## Given request
Return the listing below unchanged, minus its pictures.

## Information shown

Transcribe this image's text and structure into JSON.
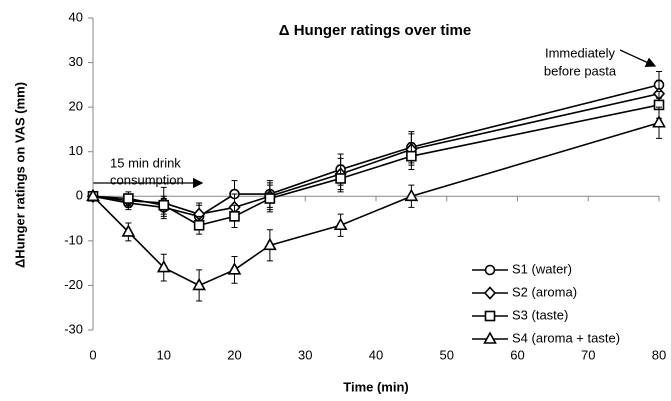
{
  "chart_data": {
    "type": "line",
    "title": "Δ Hunger ratings over time",
    "x_label": "Time (min)",
    "y_label": "ΔHunger ratings on VAS (mm)",
    "x": [
      0,
      5,
      10,
      15,
      20,
      25,
      35,
      45,
      80
    ],
    "xlim": [
      0,
      80
    ],
    "xticks": [
      0,
      10,
      20,
      30,
      40,
      50,
      60,
      70,
      80
    ],
    "ylim": [
      -30,
      40
    ],
    "yticks": [
      -30,
      -20,
      -10,
      0,
      10,
      20,
      30,
      40
    ],
    "grid": false,
    "legend": "lower right",
    "series": [
      {
        "name": "S1 (water)",
        "marker": "circle",
        "color": "#000000",
        "values": [
          0,
          -1.5,
          -2.5,
          -4.5,
          0.5,
          0.5,
          6,
          11,
          25
        ],
        "errors": [
          0.5,
          1.5,
          2,
          2.5,
          3,
          3,
          3.5,
          3.5,
          3
        ]
      },
      {
        "name": "S2 (aroma)",
        "marker": "diamond",
        "color": "#000000",
        "values": [
          0,
          -1,
          -1.5,
          -4,
          -2.5,
          0,
          5,
          10.5,
          23
        ],
        "errors": [
          0.5,
          1.5,
          3.5,
          2.5,
          3,
          3,
          3.5,
          3.5,
          3
        ]
      },
      {
        "name": "S3 (taste)",
        "marker": "square",
        "color": "#000000",
        "values": [
          0,
          -0.5,
          -2,
          -6.5,
          -4.5,
          -0.5,
          4,
          9,
          20.5
        ],
        "errors": [
          0.5,
          1.5,
          2,
          2,
          2.5,
          3,
          3,
          3,
          3
        ]
      },
      {
        "name": "S4 (aroma + taste)",
        "marker": "triangle",
        "color": "#000000",
        "values": [
          0,
          -8,
          -16,
          -20,
          -16.5,
          -11,
          -6.5,
          0,
          16.5
        ],
        "errors": [
          0.5,
          2,
          3,
          3.5,
          3,
          3.5,
          2.5,
          2.5,
          3.5
        ]
      }
    ],
    "annotations": [
      {
        "lines": [
          "15 min drink",
          "consumption"
        ]
      },
      {
        "lines": [
          "Immediately",
          "before pasta"
        ]
      }
    ]
  }
}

## Solution below
Transcribe this image's text and structure into JSON.
{
  "chart_data": {
    "type": "line",
    "title": "Δ Hunger ratings over time",
    "x_label": "Time (min)",
    "y_label": "ΔHunger ratings on VAS (mm)",
    "x": [
      0,
      5,
      10,
      15,
      20,
      25,
      35,
      45,
      80
    ],
    "xlim": [
      0,
      80
    ],
    "xticks": [
      0,
      10,
      20,
      30,
      40,
      50,
      60,
      70,
      80
    ],
    "ylim": [
      -30,
      40
    ],
    "yticks": [
      -30,
      -20,
      -10,
      0,
      10,
      20,
      30,
      40
    ],
    "grid": false,
    "legend": "lower right",
    "series": [
      {
        "name": "S1 (water)",
        "marker": "circle",
        "color": "#000000",
        "values": [
          0,
          -1.5,
          -2.5,
          -4.5,
          0.5,
          0.5,
          6,
          11,
          25
        ],
        "errors": [
          0.5,
          1.5,
          2,
          2.5,
          3,
          3,
          3.5,
          3.5,
          3
        ]
      },
      {
        "name": "S2 (aroma)",
        "marker": "diamond",
        "color": "#000000",
        "values": [
          0,
          -1,
          -1.5,
          -4,
          -2.5,
          0,
          5,
          10.5,
          23
        ],
        "errors": [
          0.5,
          1.5,
          3.5,
          2.5,
          3,
          3,
          3.5,
          3.5,
          3
        ]
      },
      {
        "name": "S3 (taste)",
        "marker": "square",
        "color": "#000000",
        "values": [
          0,
          -0.5,
          -2,
          -6.5,
          -4.5,
          -0.5,
          4,
          9,
          20.5
        ],
        "errors": [
          0.5,
          1.5,
          2,
          2,
          2.5,
          3,
          3,
          3,
          3
        ]
      },
      {
        "name": "S4 (aroma + taste)",
        "marker": "triangle",
        "color": "#000000",
        "values": [
          0,
          -8,
          -16,
          -20,
          -16.5,
          -11,
          -6.5,
          0,
          16.5
        ],
        "errors": [
          0.5,
          2,
          3,
          3.5,
          3,
          3.5,
          2.5,
          2.5,
          3.5
        ]
      }
    ],
    "annotations": [
      {
        "lines": [
          "15 min drink",
          "consumption"
        ]
      },
      {
        "lines": [
          "Immediately",
          "before pasta"
        ]
      }
    ]
  }
}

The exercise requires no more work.